TO BE DONE —
Locate each line with the string "component" in the listing below and copy it.

TASK MATERIAL —
============
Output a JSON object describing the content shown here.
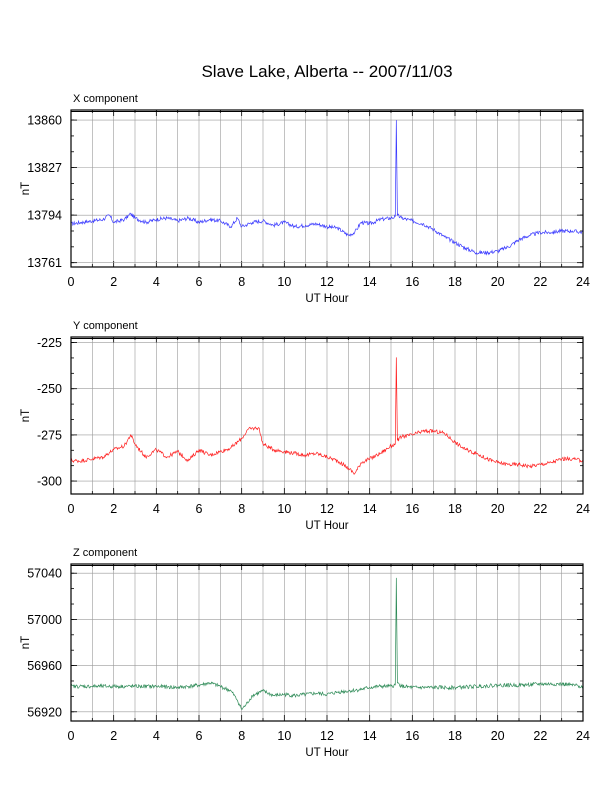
{
  "title": "Slave Lake, Alberta -- 2007/11/03",
  "chart_data": [
    {
      "type": "line",
      "name": "X component",
      "xlabel": "UT Hour",
      "ylabel": "nT",
      "xlim": [
        0,
        24
      ],
      "ylim": [
        13758,
        13867
      ],
      "xticks": [
        0,
        2,
        4,
        6,
        8,
        10,
        12,
        14,
        16,
        18,
        20,
        22,
        24
      ],
      "yticks": [
        13761,
        13794,
        13827,
        13860
      ],
      "grid": true,
      "color": "#3a3aff",
      "trace": [
        [
          0,
          13788
        ],
        [
          0.5,
          13789
        ],
        [
          1,
          13790
        ],
        [
          1.5,
          13791
        ],
        [
          1.8,
          13794
        ],
        [
          2,
          13789
        ],
        [
          2.5,
          13791
        ],
        [
          2.8,
          13795
        ],
        [
          3,
          13792
        ],
        [
          3.5,
          13789
        ],
        [
          4,
          13791
        ],
        [
          4.5,
          13792
        ],
        [
          5,
          13790
        ],
        [
          5.5,
          13792
        ],
        [
          6,
          13789
        ],
        [
          6.5,
          13791
        ],
        [
          7,
          13790
        ],
        [
          7.5,
          13786
        ],
        [
          7.8,
          13792
        ],
        [
          8,
          13786
        ],
        [
          8.5,
          13789
        ],
        [
          9,
          13790
        ],
        [
          9.5,
          13787
        ],
        [
          10,
          13789
        ],
        [
          10.5,
          13786
        ],
        [
          11,
          13787
        ],
        [
          11.5,
          13788
        ],
        [
          12,
          13786
        ],
        [
          12.5,
          13785
        ],
        [
          13,
          13780
        ],
        [
          13.3,
          13782
        ],
        [
          13.6,
          13789
        ],
        [
          14,
          13788
        ],
        [
          14.5,
          13791
        ],
        [
          15,
          13792
        ],
        [
          15.2,
          13793
        ],
        [
          15.25,
          13860
        ],
        [
          15.3,
          13794
        ],
        [
          15.5,
          13792
        ],
        [
          16,
          13790
        ],
        [
          16.5,
          13788
        ],
        [
          17,
          13784
        ],
        [
          17.5,
          13779
        ],
        [
          18,
          13775
        ],
        [
          18.5,
          13771
        ],
        [
          19,
          13768
        ],
        [
          19.5,
          13768
        ],
        [
          20,
          13769
        ],
        [
          20.5,
          13772
        ],
        [
          21,
          13777
        ],
        [
          21.5,
          13780
        ],
        [
          22,
          13782
        ],
        [
          22.5,
          13782
        ],
        [
          23,
          13783
        ],
        [
          23.5,
          13783
        ],
        [
          24,
          13782
        ]
      ]
    },
    {
      "type": "line",
      "name": "Y component",
      "xlabel": "UT Hour",
      "ylabel": "nT",
      "xlim": [
        0,
        24
      ],
      "ylim": [
        -307,
        -222
      ],
      "xticks": [
        0,
        2,
        4,
        6,
        8,
        10,
        12,
        14,
        16,
        18,
        20,
        22,
        24
      ],
      "yticks": [
        -300,
        -275,
        -250,
        -225
      ],
      "grid": true,
      "color": "#ff2020",
      "trace": [
        [
          0,
          -289
        ],
        [
          0.5,
          -289
        ],
        [
          1,
          -288
        ],
        [
          1.5,
          -287
        ],
        [
          2,
          -283
        ],
        [
          2.5,
          -281
        ],
        [
          2.8,
          -275
        ],
        [
          3,
          -280
        ],
        [
          3.5,
          -287
        ],
        [
          4,
          -283
        ],
        [
          4.5,
          -287
        ],
        [
          5,
          -284
        ],
        [
          5.5,
          -289
        ],
        [
          6,
          -283
        ],
        [
          6.5,
          -286
        ],
        [
          7,
          -284
        ],
        [
          7.5,
          -282
        ],
        [
          8,
          -277
        ],
        [
          8.3,
          -272
        ],
        [
          8.8,
          -271
        ],
        [
          9,
          -280
        ],
        [
          9.5,
          -283
        ],
        [
          10,
          -284
        ],
        [
          10.5,
          -285
        ],
        [
          11,
          -286
        ],
        [
          11.5,
          -285
        ],
        [
          12,
          -287
        ],
        [
          12.5,
          -289
        ],
        [
          13,
          -293
        ],
        [
          13.3,
          -296
        ],
        [
          13.6,
          -290
        ],
        [
          14,
          -288
        ],
        [
          14.5,
          -285
        ],
        [
          15,
          -281
        ],
        [
          15.2,
          -280
        ],
        [
          15.25,
          -233
        ],
        [
          15.3,
          -278
        ],
        [
          15.5,
          -276
        ],
        [
          16,
          -275
        ],
        [
          16.5,
          -273
        ],
        [
          17,
          -273
        ],
        [
          17.5,
          -274
        ],
        [
          18,
          -279
        ],
        [
          18.5,
          -283
        ],
        [
          19,
          -285
        ],
        [
          19.5,
          -288
        ],
        [
          20,
          -290
        ],
        [
          20.5,
          -291
        ],
        [
          21,
          -291
        ],
        [
          21.5,
          -292
        ],
        [
          22,
          -291
        ],
        [
          22.5,
          -290
        ],
        [
          23,
          -288
        ],
        [
          23.5,
          -288
        ],
        [
          24,
          -289
        ]
      ]
    },
    {
      "type": "line",
      "name": "Z component",
      "xlabel": "UT Hour",
      "ylabel": "nT",
      "xlim": [
        0,
        24
      ],
      "ylim": [
        56912,
        57048
      ],
      "xticks": [
        0,
        2,
        4,
        6,
        8,
        10,
        12,
        14,
        16,
        18,
        20,
        22,
        24
      ],
      "yticks": [
        56920,
        56960,
        57000,
        57040
      ],
      "grid": true,
      "color": "#2e8b57",
      "trace": [
        [
          0,
          56942
        ],
        [
          1,
          56942
        ],
        [
          2,
          56942
        ],
        [
          3,
          56942
        ],
        [
          4,
          56942
        ],
        [
          5,
          56941
        ],
        [
          6,
          56943
        ],
        [
          6.5,
          56945
        ],
        [
          7,
          56942
        ],
        [
          7.5,
          56938
        ],
        [
          7.8,
          56930
        ],
        [
          8,
          56922
        ],
        [
          8.2,
          56926
        ],
        [
          8.5,
          56934
        ],
        [
          9,
          56938
        ],
        [
          9.5,
          56934
        ],
        [
          10,
          56935
        ],
        [
          10.5,
          56934
        ],
        [
          11,
          56935
        ],
        [
          11.5,
          56936
        ],
        [
          12,
          56935
        ],
        [
          12.5,
          56937
        ],
        [
          13,
          56938
        ],
        [
          13.5,
          56939
        ],
        [
          14,
          56941
        ],
        [
          14.5,
          56942
        ],
        [
          15,
          56942
        ],
        [
          15.2,
          56943
        ],
        [
          15.25,
          57036
        ],
        [
          15.3,
          56945
        ],
        [
          15.5,
          56942
        ],
        [
          16,
          56941
        ],
        [
          17,
          56941
        ],
        [
          18,
          56941
        ],
        [
          19,
          56942
        ],
        [
          20,
          56943
        ],
        [
          21,
          56943
        ],
        [
          22,
          56944
        ],
        [
          23,
          56944
        ],
        [
          24,
          56942
        ]
      ]
    }
  ]
}
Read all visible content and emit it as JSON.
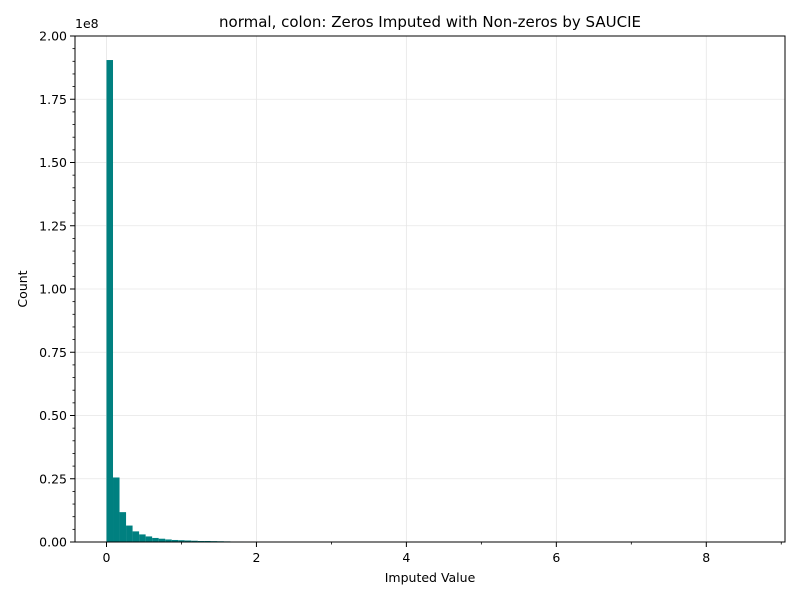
{
  "chart_data": {
    "type": "bar",
    "title": "normal, colon: Zeros Imputed with Non-zeros by SAUCIE",
    "xlabel": "Imputed Value",
    "ylabel": "Count",
    "y_offset_label": "1e8",
    "xlim": [
      -0.42,
      9.05
    ],
    "ylim": [
      0,
      2.0
    ],
    "x_ticks": [
      0,
      2,
      4,
      6,
      8
    ],
    "x_tick_labels": [
      "0",
      "2",
      "4",
      "6",
      "8"
    ],
    "y_ticks": [
      0,
      0.25,
      0.5,
      0.75,
      1.0,
      1.25,
      1.5,
      1.75,
      2.0
    ],
    "y_tick_labels": [
      "0.00",
      "0.25",
      "0.50",
      "0.75",
      "1.00",
      "1.25",
      "1.50",
      "1.75",
      "2.00"
    ],
    "grid": true,
    "bar_color": "#008080",
    "bin_width": 0.087,
    "bin_starts": [
      0,
      0.087,
      0.174,
      0.261,
      0.348,
      0.435,
      0.522,
      0.609,
      0.696,
      0.783,
      0.87,
      0.957,
      1.044,
      1.131,
      1.218,
      1.305,
      1.392,
      1.479,
      1.566,
      1.653,
      1.74,
      1.827,
      1.914,
      2.001,
      2.088,
      2.175,
      2.262,
      2.349,
      2.436,
      2.523
    ],
    "counts_1e8": [
      1.905,
      0.255,
      0.118,
      0.065,
      0.042,
      0.03,
      0.022,
      0.016,
      0.013,
      0.01,
      0.008,
      0.007,
      0.006,
      0.005,
      0.004,
      0.004,
      0.0035,
      0.003,
      0.0025,
      0.002,
      0.002,
      0.0015,
      0.0015,
      0.001,
      0.001,
      0.001,
      0.0008,
      0.0006,
      0.0005,
      0.0004
    ]
  }
}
============
ANSWER TO THIS TASK —
      "name": "X component",
      "name": "Y component",
      "name": "Z component",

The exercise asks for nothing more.